* [Stored records]
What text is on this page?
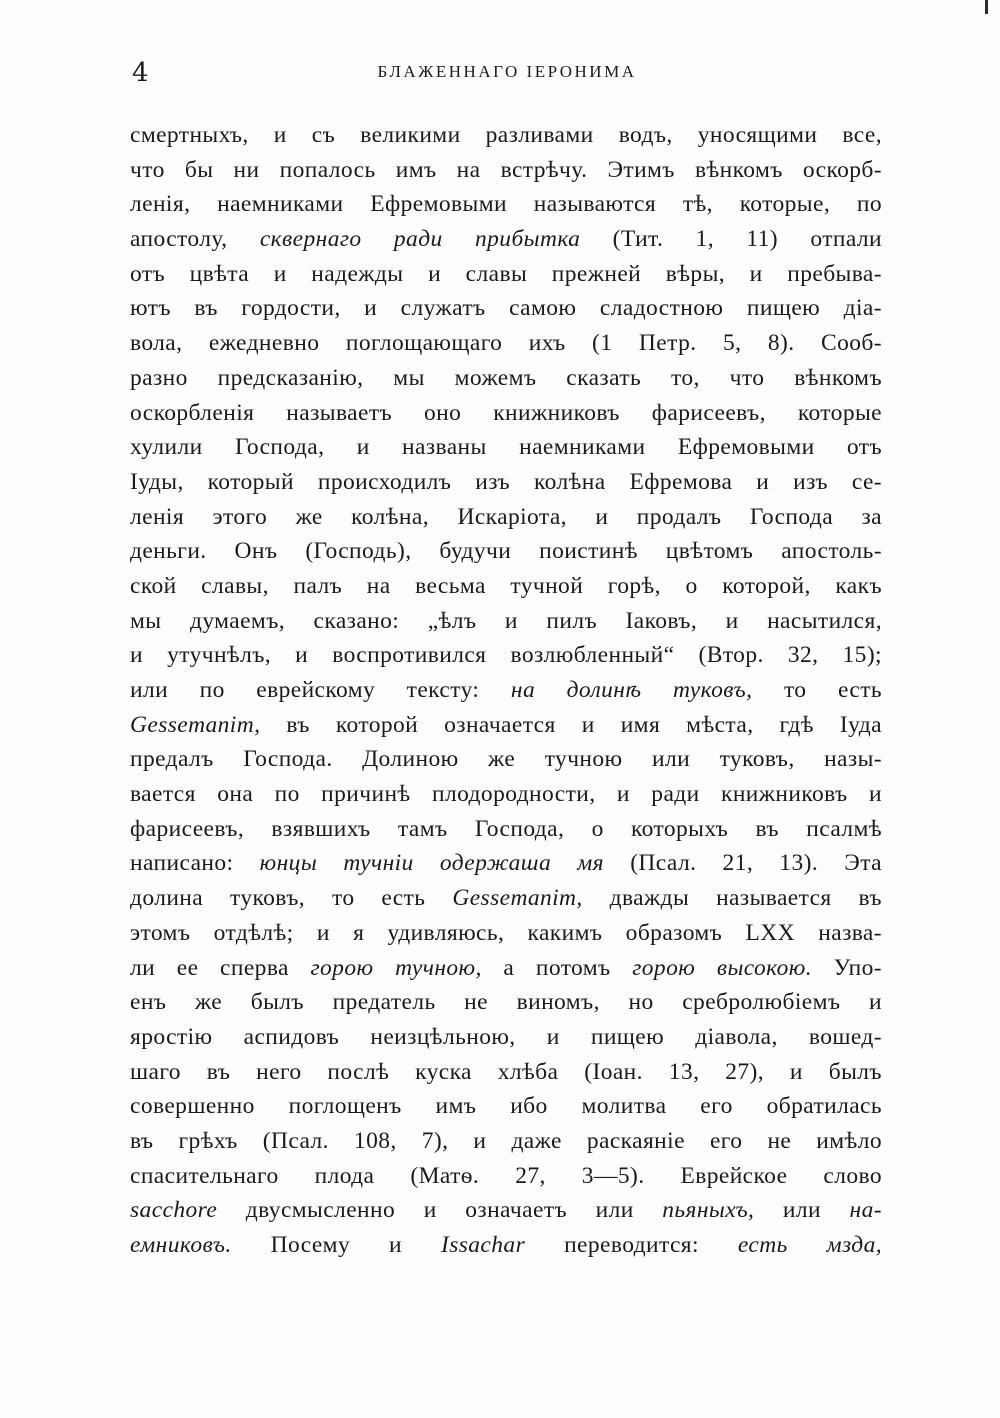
4	БЛАЖЕННАГО ІЕРОНИМА
смертныхъ, и съ великими разливами водъ, уносящими все,
что бы ни попалось имъ на встрѣчу. Этимъ вѣнкомъ оскорб-
ленія, наемниками Ефремовыми называются тѣ, которые, по
апостолу, сквернаго ради прибытка (Тит. 1, 11) отпали
отъ цвѣта и надежды и славы прежней вѣры, и пребыва-
ютъ въ гордости, и служатъ самою сладостною пищею діа-
вола, ежедневно поглощающаго ихъ (1 Петр. 5, 8). Сооб-
разно предсказанію, мы можемъ сказать то, что вѣнкомъ
оскорбленія называетъ оно книжниковъ фарисеевъ, которые
хулили Господа, и названы наемниками Ефремовыми отъ
Іуды, который происходилъ изъ колѣна Ефремова и изъ се-
ленія этого же колѣна, Искаріота, и продалъ Господа за
деньги. Онъ (Господь), будучи поистинѣ цвѣтомъ апостоль-
ской славы, палъ на весьма тучной горѣ, о которой, какъ
мы думаемъ, сказано: „ѣлъ и пилъ Іаковъ, и насытился,
и утучнѣлъ, и воспротивился возлюбленный“ (Втор. 32, 15);
или по еврейскому тексту: на долинѣ туковъ, то есть
Gessemanim, въ которой означается и имя мѣста, гдѣ Іуда
предалъ Господа. Долиною же тучною или туковъ, назы-
вается она по причинѣ плодородности, и ради книжниковъ и
фарисеевъ, взявшихъ тамъ Господа, о которыхъ въ псалмѣ
написано: юнцы тучніи одержаша мя (Псал. 21, 13). Эта
долина туковъ, то есть Gessemanim, дважды называется въ
этомъ отдѣлѣ; и я удивляюсь, какимъ образомъ LXX назва-
ли ее сперва горою тучною, а потомъ горою высокою. Упо-
енъ же былъ предатель не виномъ, но сребролюбіемъ и
яростію аспидовъ неизцѣльною, и пищею діавола, вошед-
шаго въ него послѣ куска хлѣба (Іоан. 13, 27), и былъ
совершенно поглощенъ имъ ибо молитва его обратилась
въ грѣхъ (Псал. 108, 7), и даже раскаяніе его не имѣло
спасительнаго плода (Матѳ. 27, 3—5). Еврейское слово
sacchore двусмысленно и означаетъ или пьяныхъ, или на-
емниковъ. Посему и Issachar переводится: есть мзда,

* [What the task requires]
Restate the whole of the material word for word without the pictures.

* [Solution to the problem]
What text is on this page?
4	БЛАЖЕННАГО ІЕРОНИМА
смертныхъ, и съ великими разливами водъ, уносящими все,
что бы ни попалось имъ на встрѣчу. Этимъ вѣнкомъ оскорб-
ленія, наемниками Ефремовыми называются тѣ, которые, по
апостолу, сквернаго ради прибытка (Тит. 1, 11) отпали
отъ цвѣта и надежды и славы прежней вѣры, и пребыва-
ютъ въ гордости, и служатъ самою сладостною пищею діа-
вола, ежедневно поглощающаго ихъ (1 Петр. 5, 8). Сооб-
разно предсказанію, мы можемъ сказать то, что вѣнкомъ
оскорбленія называетъ оно книжниковъ фарисеевъ, которые
хулили Господа, и названы наемниками Ефремовыми отъ
Іуды, который происходилъ изъ колѣна Ефремова и изъ се-
ленія этого же колѣна, Искаріота, и продалъ Господа за
деньги. Онъ (Господь), будучи поистинѣ цвѣтомъ апостоль-
ской славы, палъ на весьма тучной горѣ, о которой, какъ
мы думаемъ, сказано: „ѣлъ и пилъ Іаковъ, и насытился,
и утучнѣлъ, и воспротивился возлюбленный“ (Втор. 32, 15);
или по еврейскому тексту: на долинѣ туковъ, то есть
Gessemanim, въ которой означается и имя мѣста, гдѣ Іуда
предалъ Господа. Долиною же тучною или туковъ, назы-
вается она по причинѣ плодородности, и ради книжниковъ и
фарисеевъ, взявшихъ тамъ Господа, о которыхъ въ псалмѣ
написано: юнцы тучніи одержаша мя (Псал. 21, 13). Эта
долина туковъ, то есть Gessemanim, дважды называется въ
этомъ отдѣлѣ; и я удивляюсь, какимъ образомъ LXX назва-
ли ее сперва горою тучною, а потомъ горою высокою. Упо-
енъ же былъ предатель не виномъ, но сребролюбіемъ и
яростію аспидовъ неизцѣльною, и пищею діавола, вошед-
шаго въ него послѣ куска хлѣба (Іоан. 13, 27), и былъ
совершенно поглощенъ имъ ибо молитва его обратилась
въ грѣхъ (Псал. 108, 7), и даже раскаяніе его не имѣло
спасительнаго плода (Матѳ. 27, 3—5). Еврейское слово
sacchore двусмысленно и означаетъ или пьяныхъ, или на-
емниковъ. Посему и Issachar переводится: есть мзда,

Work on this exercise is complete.